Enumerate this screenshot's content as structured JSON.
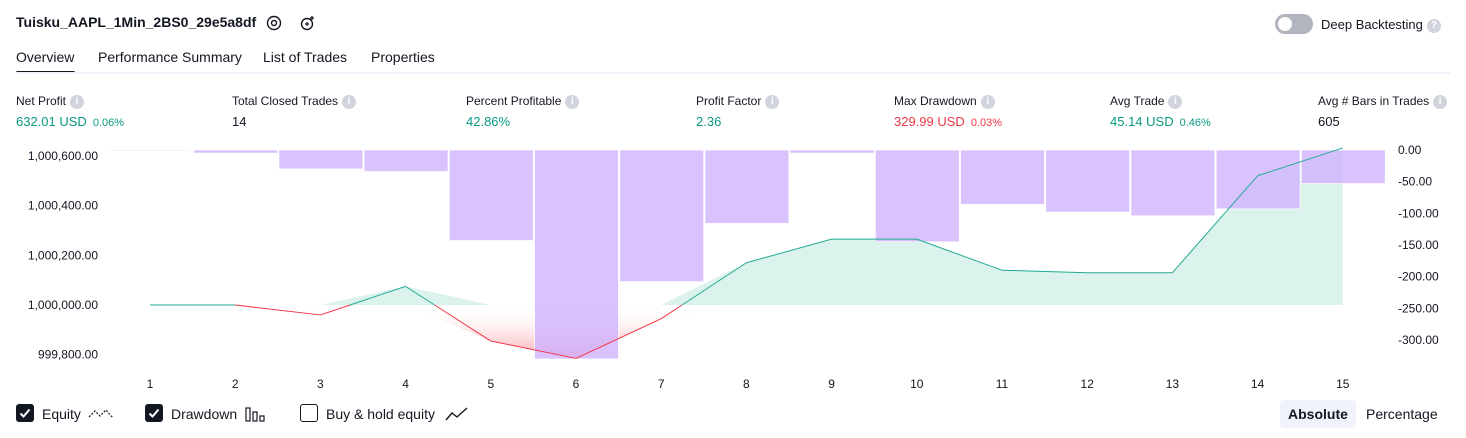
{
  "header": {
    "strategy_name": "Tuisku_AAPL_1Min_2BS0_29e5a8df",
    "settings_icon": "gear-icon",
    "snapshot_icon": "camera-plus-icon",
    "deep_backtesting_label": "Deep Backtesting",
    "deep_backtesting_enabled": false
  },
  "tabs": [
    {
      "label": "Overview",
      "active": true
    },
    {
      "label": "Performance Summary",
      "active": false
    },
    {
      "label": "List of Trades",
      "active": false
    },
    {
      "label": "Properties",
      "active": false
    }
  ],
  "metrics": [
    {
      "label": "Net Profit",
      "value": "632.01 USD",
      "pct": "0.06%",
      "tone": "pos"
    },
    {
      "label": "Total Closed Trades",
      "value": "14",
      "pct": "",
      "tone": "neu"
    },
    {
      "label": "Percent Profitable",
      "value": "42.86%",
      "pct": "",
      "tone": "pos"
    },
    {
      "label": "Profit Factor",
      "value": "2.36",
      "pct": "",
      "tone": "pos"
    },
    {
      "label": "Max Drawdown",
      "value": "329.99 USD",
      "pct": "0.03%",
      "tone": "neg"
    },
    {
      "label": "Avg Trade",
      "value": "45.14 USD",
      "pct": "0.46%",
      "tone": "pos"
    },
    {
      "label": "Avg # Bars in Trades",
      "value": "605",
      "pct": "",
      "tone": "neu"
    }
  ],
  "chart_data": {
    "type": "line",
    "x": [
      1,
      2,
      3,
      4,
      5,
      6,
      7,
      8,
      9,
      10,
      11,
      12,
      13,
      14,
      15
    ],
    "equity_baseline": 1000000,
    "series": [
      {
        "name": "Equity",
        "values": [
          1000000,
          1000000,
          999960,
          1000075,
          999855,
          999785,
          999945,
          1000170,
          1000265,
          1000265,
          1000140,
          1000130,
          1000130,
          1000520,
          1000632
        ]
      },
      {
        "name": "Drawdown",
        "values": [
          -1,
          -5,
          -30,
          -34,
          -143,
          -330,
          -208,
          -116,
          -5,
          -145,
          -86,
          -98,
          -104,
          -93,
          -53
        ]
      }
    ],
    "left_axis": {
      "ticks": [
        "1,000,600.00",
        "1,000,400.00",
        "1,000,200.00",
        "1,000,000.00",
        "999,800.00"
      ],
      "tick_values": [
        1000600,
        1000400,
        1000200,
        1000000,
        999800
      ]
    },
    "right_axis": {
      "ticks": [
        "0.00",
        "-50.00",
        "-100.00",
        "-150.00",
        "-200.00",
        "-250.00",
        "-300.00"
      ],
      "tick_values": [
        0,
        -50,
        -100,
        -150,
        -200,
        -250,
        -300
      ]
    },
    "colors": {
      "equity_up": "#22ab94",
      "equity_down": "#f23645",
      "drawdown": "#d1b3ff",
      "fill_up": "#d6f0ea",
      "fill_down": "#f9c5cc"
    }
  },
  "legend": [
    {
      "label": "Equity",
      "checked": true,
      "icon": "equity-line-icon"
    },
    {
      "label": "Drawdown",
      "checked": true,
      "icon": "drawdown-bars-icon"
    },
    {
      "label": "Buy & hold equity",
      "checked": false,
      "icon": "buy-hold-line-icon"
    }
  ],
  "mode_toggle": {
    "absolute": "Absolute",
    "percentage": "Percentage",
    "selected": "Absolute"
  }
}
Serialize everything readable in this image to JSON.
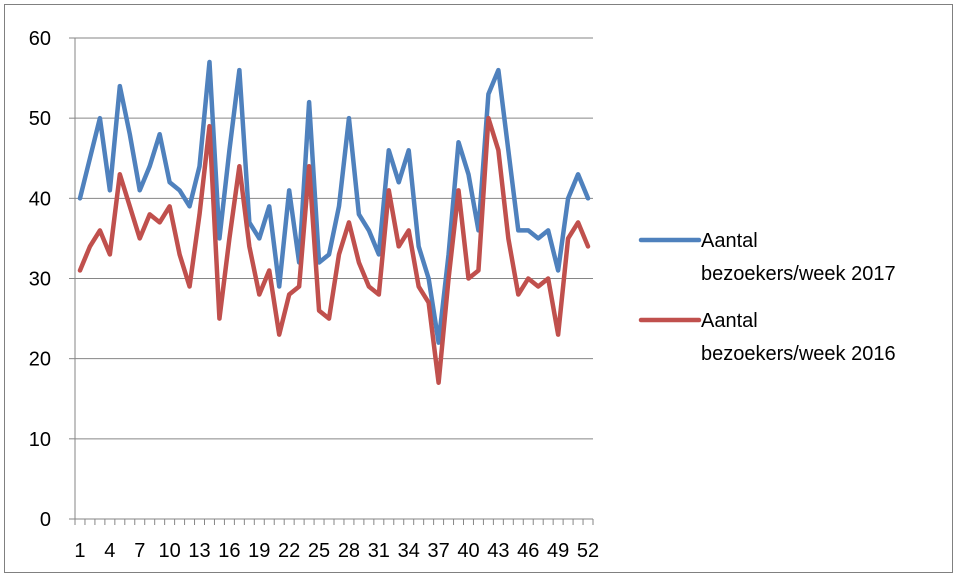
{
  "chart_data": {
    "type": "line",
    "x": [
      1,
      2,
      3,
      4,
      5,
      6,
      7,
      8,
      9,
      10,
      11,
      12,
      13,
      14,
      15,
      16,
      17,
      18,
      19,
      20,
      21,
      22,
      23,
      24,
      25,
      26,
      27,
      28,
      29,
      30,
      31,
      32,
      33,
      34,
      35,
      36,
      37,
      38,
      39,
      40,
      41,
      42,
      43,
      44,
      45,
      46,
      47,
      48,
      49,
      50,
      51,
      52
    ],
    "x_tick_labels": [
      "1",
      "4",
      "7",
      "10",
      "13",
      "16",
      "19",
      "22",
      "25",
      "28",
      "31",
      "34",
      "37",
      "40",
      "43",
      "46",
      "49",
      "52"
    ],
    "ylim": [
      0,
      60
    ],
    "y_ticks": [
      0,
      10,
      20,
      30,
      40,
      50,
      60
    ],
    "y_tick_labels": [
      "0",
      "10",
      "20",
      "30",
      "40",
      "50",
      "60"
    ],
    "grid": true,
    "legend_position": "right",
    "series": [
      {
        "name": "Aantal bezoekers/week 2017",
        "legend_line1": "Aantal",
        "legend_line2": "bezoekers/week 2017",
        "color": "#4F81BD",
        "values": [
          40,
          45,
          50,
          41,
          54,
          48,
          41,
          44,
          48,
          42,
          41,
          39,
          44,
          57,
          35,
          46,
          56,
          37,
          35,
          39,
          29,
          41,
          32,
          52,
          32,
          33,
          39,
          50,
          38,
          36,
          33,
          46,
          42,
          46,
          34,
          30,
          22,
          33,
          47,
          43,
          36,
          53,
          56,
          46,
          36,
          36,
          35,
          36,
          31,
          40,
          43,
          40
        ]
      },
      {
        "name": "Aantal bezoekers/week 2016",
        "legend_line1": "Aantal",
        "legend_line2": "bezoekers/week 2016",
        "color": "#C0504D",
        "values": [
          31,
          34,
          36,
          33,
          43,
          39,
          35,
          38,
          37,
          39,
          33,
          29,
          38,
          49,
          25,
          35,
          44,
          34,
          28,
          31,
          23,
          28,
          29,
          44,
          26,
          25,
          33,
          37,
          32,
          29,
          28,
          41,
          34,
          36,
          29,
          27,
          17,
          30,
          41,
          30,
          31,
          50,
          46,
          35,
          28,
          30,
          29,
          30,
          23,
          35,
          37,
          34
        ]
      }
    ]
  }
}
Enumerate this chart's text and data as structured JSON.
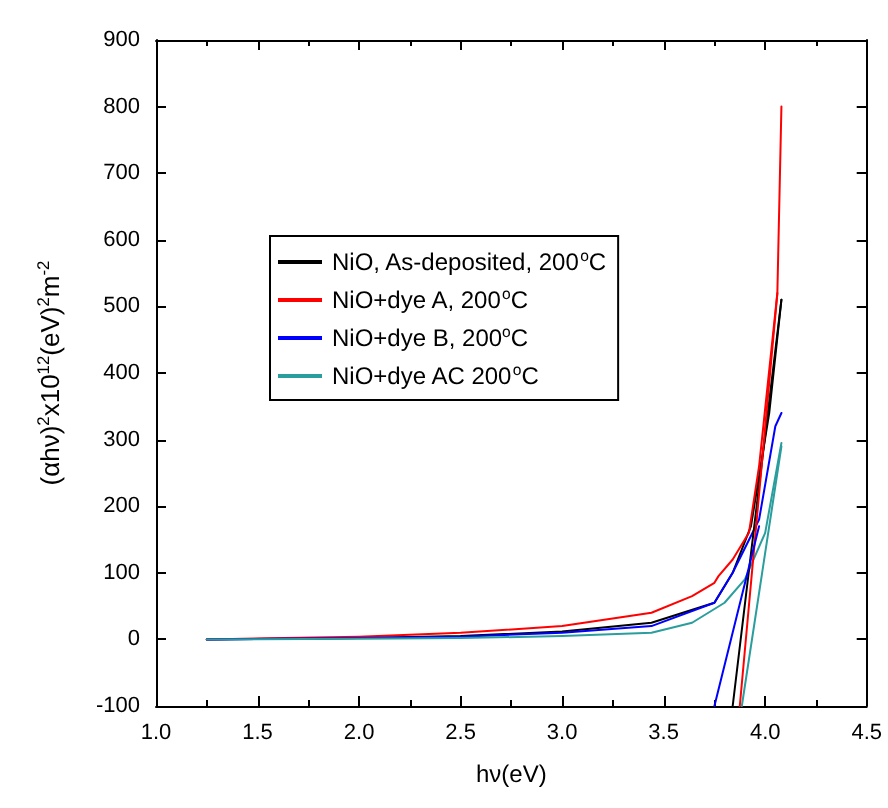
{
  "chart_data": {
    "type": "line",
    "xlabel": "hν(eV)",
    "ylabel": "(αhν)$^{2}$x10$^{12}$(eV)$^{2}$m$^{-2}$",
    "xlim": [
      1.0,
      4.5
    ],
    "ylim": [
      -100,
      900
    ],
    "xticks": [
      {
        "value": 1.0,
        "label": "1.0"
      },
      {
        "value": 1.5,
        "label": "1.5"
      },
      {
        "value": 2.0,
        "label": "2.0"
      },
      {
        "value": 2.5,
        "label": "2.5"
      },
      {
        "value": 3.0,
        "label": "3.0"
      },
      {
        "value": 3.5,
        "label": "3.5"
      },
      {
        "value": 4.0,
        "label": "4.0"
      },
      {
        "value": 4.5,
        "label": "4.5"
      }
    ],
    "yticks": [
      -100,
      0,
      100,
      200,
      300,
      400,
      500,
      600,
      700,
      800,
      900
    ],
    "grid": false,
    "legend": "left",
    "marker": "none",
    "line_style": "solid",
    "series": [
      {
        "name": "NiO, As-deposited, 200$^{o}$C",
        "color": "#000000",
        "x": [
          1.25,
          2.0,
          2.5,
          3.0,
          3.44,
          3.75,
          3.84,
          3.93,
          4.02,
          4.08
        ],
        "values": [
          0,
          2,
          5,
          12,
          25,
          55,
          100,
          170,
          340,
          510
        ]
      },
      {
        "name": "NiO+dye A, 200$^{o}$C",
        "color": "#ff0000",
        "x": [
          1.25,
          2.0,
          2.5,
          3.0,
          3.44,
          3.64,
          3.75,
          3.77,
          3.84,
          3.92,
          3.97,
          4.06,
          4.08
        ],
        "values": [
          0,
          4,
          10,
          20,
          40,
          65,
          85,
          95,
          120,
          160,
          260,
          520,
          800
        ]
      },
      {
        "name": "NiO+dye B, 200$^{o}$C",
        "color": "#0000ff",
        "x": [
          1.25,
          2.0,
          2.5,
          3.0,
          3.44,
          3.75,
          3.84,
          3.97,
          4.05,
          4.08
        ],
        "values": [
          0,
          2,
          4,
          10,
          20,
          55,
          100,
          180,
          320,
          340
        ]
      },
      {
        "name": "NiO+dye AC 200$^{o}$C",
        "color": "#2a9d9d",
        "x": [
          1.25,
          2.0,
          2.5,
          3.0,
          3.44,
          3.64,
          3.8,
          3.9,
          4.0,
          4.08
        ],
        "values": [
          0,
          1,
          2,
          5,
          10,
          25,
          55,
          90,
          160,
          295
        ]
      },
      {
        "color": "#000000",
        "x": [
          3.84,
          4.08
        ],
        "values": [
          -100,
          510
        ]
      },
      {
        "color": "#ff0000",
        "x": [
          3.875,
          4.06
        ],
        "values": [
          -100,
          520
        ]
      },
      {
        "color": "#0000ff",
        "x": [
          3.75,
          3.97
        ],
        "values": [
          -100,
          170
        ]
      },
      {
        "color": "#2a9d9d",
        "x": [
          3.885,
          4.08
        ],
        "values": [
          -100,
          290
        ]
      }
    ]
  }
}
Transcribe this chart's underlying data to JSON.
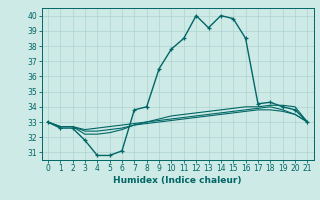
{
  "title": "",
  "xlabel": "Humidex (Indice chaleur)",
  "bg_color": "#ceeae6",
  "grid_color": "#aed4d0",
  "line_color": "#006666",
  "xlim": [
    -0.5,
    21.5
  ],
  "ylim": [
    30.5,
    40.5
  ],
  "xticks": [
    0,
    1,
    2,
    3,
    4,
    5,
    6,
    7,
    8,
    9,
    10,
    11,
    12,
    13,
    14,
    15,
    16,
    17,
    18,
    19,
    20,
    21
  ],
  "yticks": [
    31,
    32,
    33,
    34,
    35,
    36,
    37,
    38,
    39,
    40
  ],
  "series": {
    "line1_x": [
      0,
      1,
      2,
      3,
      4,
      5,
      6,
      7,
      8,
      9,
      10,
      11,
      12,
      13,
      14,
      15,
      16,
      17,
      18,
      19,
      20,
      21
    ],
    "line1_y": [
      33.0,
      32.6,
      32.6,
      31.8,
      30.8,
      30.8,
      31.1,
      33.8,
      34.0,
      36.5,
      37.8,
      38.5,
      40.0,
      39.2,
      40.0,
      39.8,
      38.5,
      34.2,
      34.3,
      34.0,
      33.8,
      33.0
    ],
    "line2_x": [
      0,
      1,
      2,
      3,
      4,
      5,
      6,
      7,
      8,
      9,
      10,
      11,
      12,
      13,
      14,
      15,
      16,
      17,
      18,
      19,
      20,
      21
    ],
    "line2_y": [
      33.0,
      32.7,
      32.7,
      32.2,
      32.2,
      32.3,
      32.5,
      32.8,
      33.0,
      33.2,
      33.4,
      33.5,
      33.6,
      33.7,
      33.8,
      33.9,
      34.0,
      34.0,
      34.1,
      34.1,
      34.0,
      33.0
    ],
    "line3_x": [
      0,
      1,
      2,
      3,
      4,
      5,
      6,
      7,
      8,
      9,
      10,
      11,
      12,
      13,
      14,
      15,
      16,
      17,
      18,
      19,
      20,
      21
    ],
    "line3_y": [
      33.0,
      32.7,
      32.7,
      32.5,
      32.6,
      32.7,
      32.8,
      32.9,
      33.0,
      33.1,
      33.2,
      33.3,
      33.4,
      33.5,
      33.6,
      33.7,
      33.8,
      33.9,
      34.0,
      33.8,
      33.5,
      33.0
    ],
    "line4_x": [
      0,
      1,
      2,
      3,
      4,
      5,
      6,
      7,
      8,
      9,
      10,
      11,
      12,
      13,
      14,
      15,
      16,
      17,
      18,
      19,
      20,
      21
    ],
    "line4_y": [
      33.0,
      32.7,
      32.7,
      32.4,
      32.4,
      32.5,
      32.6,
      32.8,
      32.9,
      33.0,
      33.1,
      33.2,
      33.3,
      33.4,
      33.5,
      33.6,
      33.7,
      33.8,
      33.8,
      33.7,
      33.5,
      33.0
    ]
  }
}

◆ What is expected
Give the number of lines in the listing above that contain "xlabel", and nothing else.

◆ Full response
2